> _Stored records_:
## Begin

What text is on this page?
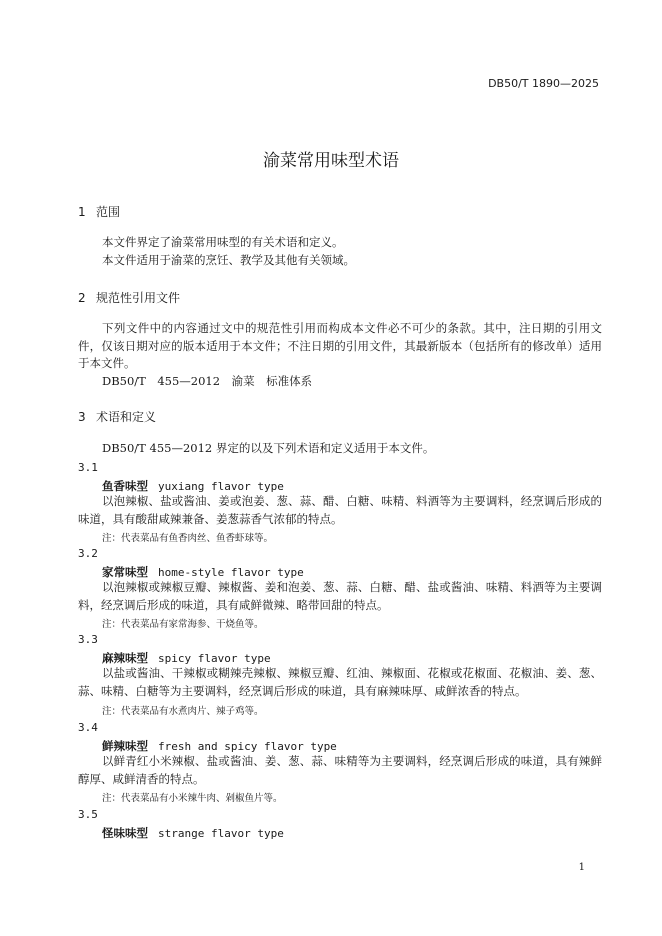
DB50/T 1890—2025
渝菜常用味型术语
1 范围

本文件界定了渝菜常用味型的有关术语和定义。

本文件适用于渝菜的烹饪、教学及其他有关领域。

2 规范性引用文件

下列文件中的内容通过文中的规范性引用而构成本文件必不可少的条款。其中，注日期的引用文件，仅该日期对应的版本适用于本文件；不注日期的引用文件，其最新版本（包括所有的修改单）适用于本文件。

DB50/T　455—2012　 渝菜　标准体系

3 术语和定义

DB50/T 455—2012 界定的以及下列术语和定义适用于本文件。

3.1
鱼香味型 yuxiang flavor type

以泡辣椒、盐或酱油、姜或泡姜、葱、蒜、醋、白糖、味精、料酒等为主要调料，经烹调后形成的味道，具有酸甜咸辣兼备、姜葱蒜香气浓郁的特点。

注：代表菜品有鱼香肉丝、鱼香虾球等。
3.2
家常味型 home-style flavor type

以泡辣椒或辣椒豆瓣、辣椒酱、姜和泡姜、葱、蒜、白糖、醋、盐或酱油、味精、料酒等为主要调料，经烹调后形成的味道，具有咸鲜微辣、略带回甜的特点。

注：代表菜品有家常海参、干烧鱼等。
3.3
麻辣味型 spicy flavor type

以盐或酱油、干辣椒或糊辣壳辣椒、辣椒豆瓣、红油、辣椒面、花椒或花椒面、花椒油、姜、葱、蒜、味精、白糖等为主要调料，经烹调后形成的味道，具有麻辣味厚、咸鲜浓香的特点。

注：代表菜品有水煮肉片、辣子鸡等。
3.4
鲜辣味型 fresh and spicy flavor type

以鲜青红小米辣椒、盐或酱油、姜、葱、蒜、味精等为主要调料，经烹调后形成的味道，具有辣鲜醇厚、咸鲜清香的特点。

注：代表菜品有小米辣牛肉、剁椒鱼片等。
3.5
怪味味型 strange flavor type
1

## End

> _PROBLEM TO SOLVE_: Output all of the entries verbatim, leaving out any images.

> _CORRECT RESULT_:
What text is on this page?
DB50/T 1890—2025
渝菜常用味型术语
1 范围

本文件界定了渝菜常用味型的有关术语和定义。

本文件适用于渝菜的烹饪、教学及其他有关领域。

2 规范性引用文件

下列文件中的内容通过文中的规范性引用而构成本文件必不可少的条款。其中，注日期的引用文件，仅该日期对应的版本适用于本文件；不注日期的引用文件，其最新版本（包括所有的修改单）适用于本文件。

DB50/T　455—2012　 渝菜　标准体系

3 术语和定义

DB50/T 455—2012 界定的以及下列术语和定义适用于本文件。

3.1
鱼香味型 yuxiang flavor type

以泡辣椒、盐或酱油、姜或泡姜、葱、蒜、醋、白糖、味精、料酒等为主要调料，经烹调后形成的味道，具有酸甜咸辣兼备、姜葱蒜香气浓郁的特点。

注：代表菜品有鱼香肉丝、鱼香虾球等。
3.2
家常味型 home-style flavor type

以泡辣椒或辣椒豆瓣、辣椒酱、姜和泡姜、葱、蒜、白糖、醋、盐或酱油、味精、料酒等为主要调料，经烹调后形成的味道，具有咸鲜微辣、略带回甜的特点。

注：代表菜品有家常海参、干烧鱼等。
3.3
麻辣味型 spicy flavor type

以盐或酱油、干辣椒或糊辣壳辣椒、辣椒豆瓣、红油、辣椒面、花椒或花椒面、花椒油、姜、葱、蒜、味精、白糖等为主要调料，经烹调后形成的味道，具有麻辣味厚、咸鲜浓香的特点。

注：代表菜品有水煮肉片、辣子鸡等。
3.4
鲜辣味型 fresh and spicy flavor type

以鲜青红小米辣椒、盐或酱油、姜、葱、蒜、味精等为主要调料，经烹调后形成的味道，具有辣鲜醇厚、咸鲜清香的特点。

注：代表菜品有小米辣牛肉、剁椒鱼片等。
3.5
怪味味型 strange flavor type
1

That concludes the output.